Instructions to follow:
All of the entries must be reproduced exactly, with no images carried over.

Recorded information:
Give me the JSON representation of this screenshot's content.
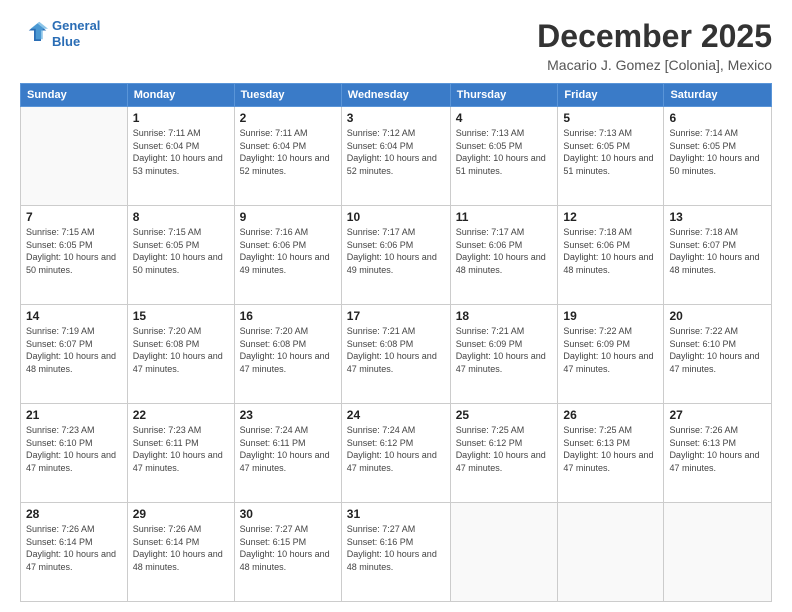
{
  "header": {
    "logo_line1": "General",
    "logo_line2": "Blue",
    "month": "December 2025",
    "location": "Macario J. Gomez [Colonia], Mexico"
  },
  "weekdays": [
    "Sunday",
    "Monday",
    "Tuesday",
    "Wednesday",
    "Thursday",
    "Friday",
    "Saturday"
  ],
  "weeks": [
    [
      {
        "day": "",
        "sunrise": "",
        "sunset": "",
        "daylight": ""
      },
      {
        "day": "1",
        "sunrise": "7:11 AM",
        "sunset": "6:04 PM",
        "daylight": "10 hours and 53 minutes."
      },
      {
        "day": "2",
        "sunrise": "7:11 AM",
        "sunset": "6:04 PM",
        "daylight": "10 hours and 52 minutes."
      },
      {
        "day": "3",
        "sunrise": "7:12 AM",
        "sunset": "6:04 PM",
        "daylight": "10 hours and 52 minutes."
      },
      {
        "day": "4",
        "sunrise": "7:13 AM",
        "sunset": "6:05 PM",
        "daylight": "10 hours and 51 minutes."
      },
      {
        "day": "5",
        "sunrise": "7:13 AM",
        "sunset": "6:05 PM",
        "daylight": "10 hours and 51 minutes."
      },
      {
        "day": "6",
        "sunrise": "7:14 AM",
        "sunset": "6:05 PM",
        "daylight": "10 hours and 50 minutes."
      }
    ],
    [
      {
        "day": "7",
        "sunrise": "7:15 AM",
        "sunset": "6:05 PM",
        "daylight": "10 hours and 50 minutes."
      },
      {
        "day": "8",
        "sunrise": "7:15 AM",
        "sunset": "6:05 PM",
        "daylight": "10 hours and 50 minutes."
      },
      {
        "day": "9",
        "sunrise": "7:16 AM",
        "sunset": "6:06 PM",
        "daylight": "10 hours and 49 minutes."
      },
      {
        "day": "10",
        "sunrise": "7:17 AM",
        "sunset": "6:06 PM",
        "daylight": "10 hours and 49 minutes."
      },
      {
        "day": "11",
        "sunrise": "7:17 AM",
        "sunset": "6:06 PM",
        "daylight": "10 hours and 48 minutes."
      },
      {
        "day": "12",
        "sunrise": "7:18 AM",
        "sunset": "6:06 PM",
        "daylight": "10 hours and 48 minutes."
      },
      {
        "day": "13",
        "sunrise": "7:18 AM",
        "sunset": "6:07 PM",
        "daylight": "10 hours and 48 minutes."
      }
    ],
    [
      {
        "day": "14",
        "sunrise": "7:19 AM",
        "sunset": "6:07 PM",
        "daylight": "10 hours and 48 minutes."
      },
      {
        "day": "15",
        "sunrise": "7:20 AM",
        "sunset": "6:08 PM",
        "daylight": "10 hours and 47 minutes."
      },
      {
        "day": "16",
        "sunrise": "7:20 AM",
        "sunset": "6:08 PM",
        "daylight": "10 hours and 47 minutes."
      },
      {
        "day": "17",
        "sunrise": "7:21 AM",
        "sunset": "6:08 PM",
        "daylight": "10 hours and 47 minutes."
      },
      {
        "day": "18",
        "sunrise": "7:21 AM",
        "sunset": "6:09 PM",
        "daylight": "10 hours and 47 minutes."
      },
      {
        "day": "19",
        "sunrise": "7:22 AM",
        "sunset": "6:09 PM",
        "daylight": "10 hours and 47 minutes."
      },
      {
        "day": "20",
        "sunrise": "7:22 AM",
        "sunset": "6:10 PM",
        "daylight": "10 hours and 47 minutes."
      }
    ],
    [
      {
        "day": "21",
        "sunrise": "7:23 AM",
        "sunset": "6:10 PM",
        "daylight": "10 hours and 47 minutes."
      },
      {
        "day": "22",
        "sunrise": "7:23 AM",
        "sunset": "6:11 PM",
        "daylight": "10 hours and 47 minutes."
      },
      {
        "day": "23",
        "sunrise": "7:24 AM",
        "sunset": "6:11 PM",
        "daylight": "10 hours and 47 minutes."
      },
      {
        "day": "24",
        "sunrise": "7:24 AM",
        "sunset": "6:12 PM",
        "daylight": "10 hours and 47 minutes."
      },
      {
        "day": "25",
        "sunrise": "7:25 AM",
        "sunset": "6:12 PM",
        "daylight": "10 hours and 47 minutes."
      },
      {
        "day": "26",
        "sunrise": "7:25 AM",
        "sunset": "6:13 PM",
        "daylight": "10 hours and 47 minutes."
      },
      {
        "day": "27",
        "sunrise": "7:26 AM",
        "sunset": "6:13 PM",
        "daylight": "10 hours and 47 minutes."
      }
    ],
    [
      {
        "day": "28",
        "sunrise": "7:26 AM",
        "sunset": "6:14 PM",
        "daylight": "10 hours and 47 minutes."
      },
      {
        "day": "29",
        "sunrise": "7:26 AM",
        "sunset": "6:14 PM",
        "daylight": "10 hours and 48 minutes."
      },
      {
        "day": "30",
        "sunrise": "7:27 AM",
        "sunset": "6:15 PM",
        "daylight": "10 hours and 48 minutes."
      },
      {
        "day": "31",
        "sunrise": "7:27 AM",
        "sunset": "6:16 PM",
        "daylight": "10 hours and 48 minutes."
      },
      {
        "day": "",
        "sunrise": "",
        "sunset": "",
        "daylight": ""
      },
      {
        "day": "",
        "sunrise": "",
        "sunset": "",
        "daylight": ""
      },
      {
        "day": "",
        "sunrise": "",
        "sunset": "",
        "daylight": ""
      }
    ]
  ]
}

Written answer:
Give me the JSON representation of this screenshot's content.
{
  "header": {
    "logo_line1": "General",
    "logo_line2": "Blue",
    "month": "December 2025",
    "location": "Macario J. Gomez [Colonia], Mexico"
  },
  "weekdays": [
    "Sunday",
    "Monday",
    "Tuesday",
    "Wednesday",
    "Thursday",
    "Friday",
    "Saturday"
  ],
  "weeks": [
    [
      {
        "day": "",
        "sunrise": "",
        "sunset": "",
        "daylight": ""
      },
      {
        "day": "1",
        "sunrise": "7:11 AM",
        "sunset": "6:04 PM",
        "daylight": "10 hours and 53 minutes."
      },
      {
        "day": "2",
        "sunrise": "7:11 AM",
        "sunset": "6:04 PM",
        "daylight": "10 hours and 52 minutes."
      },
      {
        "day": "3",
        "sunrise": "7:12 AM",
        "sunset": "6:04 PM",
        "daylight": "10 hours and 52 minutes."
      },
      {
        "day": "4",
        "sunrise": "7:13 AM",
        "sunset": "6:05 PM",
        "daylight": "10 hours and 51 minutes."
      },
      {
        "day": "5",
        "sunrise": "7:13 AM",
        "sunset": "6:05 PM",
        "daylight": "10 hours and 51 minutes."
      },
      {
        "day": "6",
        "sunrise": "7:14 AM",
        "sunset": "6:05 PM",
        "daylight": "10 hours and 50 minutes."
      }
    ],
    [
      {
        "day": "7",
        "sunrise": "7:15 AM",
        "sunset": "6:05 PM",
        "daylight": "10 hours and 50 minutes."
      },
      {
        "day": "8",
        "sunrise": "7:15 AM",
        "sunset": "6:05 PM",
        "daylight": "10 hours and 50 minutes."
      },
      {
        "day": "9",
        "sunrise": "7:16 AM",
        "sunset": "6:06 PM",
        "daylight": "10 hours and 49 minutes."
      },
      {
        "day": "10",
        "sunrise": "7:17 AM",
        "sunset": "6:06 PM",
        "daylight": "10 hours and 49 minutes."
      },
      {
        "day": "11",
        "sunrise": "7:17 AM",
        "sunset": "6:06 PM",
        "daylight": "10 hours and 48 minutes."
      },
      {
        "day": "12",
        "sunrise": "7:18 AM",
        "sunset": "6:06 PM",
        "daylight": "10 hours and 48 minutes."
      },
      {
        "day": "13",
        "sunrise": "7:18 AM",
        "sunset": "6:07 PM",
        "daylight": "10 hours and 48 minutes."
      }
    ],
    [
      {
        "day": "14",
        "sunrise": "7:19 AM",
        "sunset": "6:07 PM",
        "daylight": "10 hours and 48 minutes."
      },
      {
        "day": "15",
        "sunrise": "7:20 AM",
        "sunset": "6:08 PM",
        "daylight": "10 hours and 47 minutes."
      },
      {
        "day": "16",
        "sunrise": "7:20 AM",
        "sunset": "6:08 PM",
        "daylight": "10 hours and 47 minutes."
      },
      {
        "day": "17",
        "sunrise": "7:21 AM",
        "sunset": "6:08 PM",
        "daylight": "10 hours and 47 minutes."
      },
      {
        "day": "18",
        "sunrise": "7:21 AM",
        "sunset": "6:09 PM",
        "daylight": "10 hours and 47 minutes."
      },
      {
        "day": "19",
        "sunrise": "7:22 AM",
        "sunset": "6:09 PM",
        "daylight": "10 hours and 47 minutes."
      },
      {
        "day": "20",
        "sunrise": "7:22 AM",
        "sunset": "6:10 PM",
        "daylight": "10 hours and 47 minutes."
      }
    ],
    [
      {
        "day": "21",
        "sunrise": "7:23 AM",
        "sunset": "6:10 PM",
        "daylight": "10 hours and 47 minutes."
      },
      {
        "day": "22",
        "sunrise": "7:23 AM",
        "sunset": "6:11 PM",
        "daylight": "10 hours and 47 minutes."
      },
      {
        "day": "23",
        "sunrise": "7:24 AM",
        "sunset": "6:11 PM",
        "daylight": "10 hours and 47 minutes."
      },
      {
        "day": "24",
        "sunrise": "7:24 AM",
        "sunset": "6:12 PM",
        "daylight": "10 hours and 47 minutes."
      },
      {
        "day": "25",
        "sunrise": "7:25 AM",
        "sunset": "6:12 PM",
        "daylight": "10 hours and 47 minutes."
      },
      {
        "day": "26",
        "sunrise": "7:25 AM",
        "sunset": "6:13 PM",
        "daylight": "10 hours and 47 minutes."
      },
      {
        "day": "27",
        "sunrise": "7:26 AM",
        "sunset": "6:13 PM",
        "daylight": "10 hours and 47 minutes."
      }
    ],
    [
      {
        "day": "28",
        "sunrise": "7:26 AM",
        "sunset": "6:14 PM",
        "daylight": "10 hours and 47 minutes."
      },
      {
        "day": "29",
        "sunrise": "7:26 AM",
        "sunset": "6:14 PM",
        "daylight": "10 hours and 48 minutes."
      },
      {
        "day": "30",
        "sunrise": "7:27 AM",
        "sunset": "6:15 PM",
        "daylight": "10 hours and 48 minutes."
      },
      {
        "day": "31",
        "sunrise": "7:27 AM",
        "sunset": "6:16 PM",
        "daylight": "10 hours and 48 minutes."
      },
      {
        "day": "",
        "sunrise": "",
        "sunset": "",
        "daylight": ""
      },
      {
        "day": "",
        "sunrise": "",
        "sunset": "",
        "daylight": ""
      },
      {
        "day": "",
        "sunrise": "",
        "sunset": "",
        "daylight": ""
      }
    ]
  ]
}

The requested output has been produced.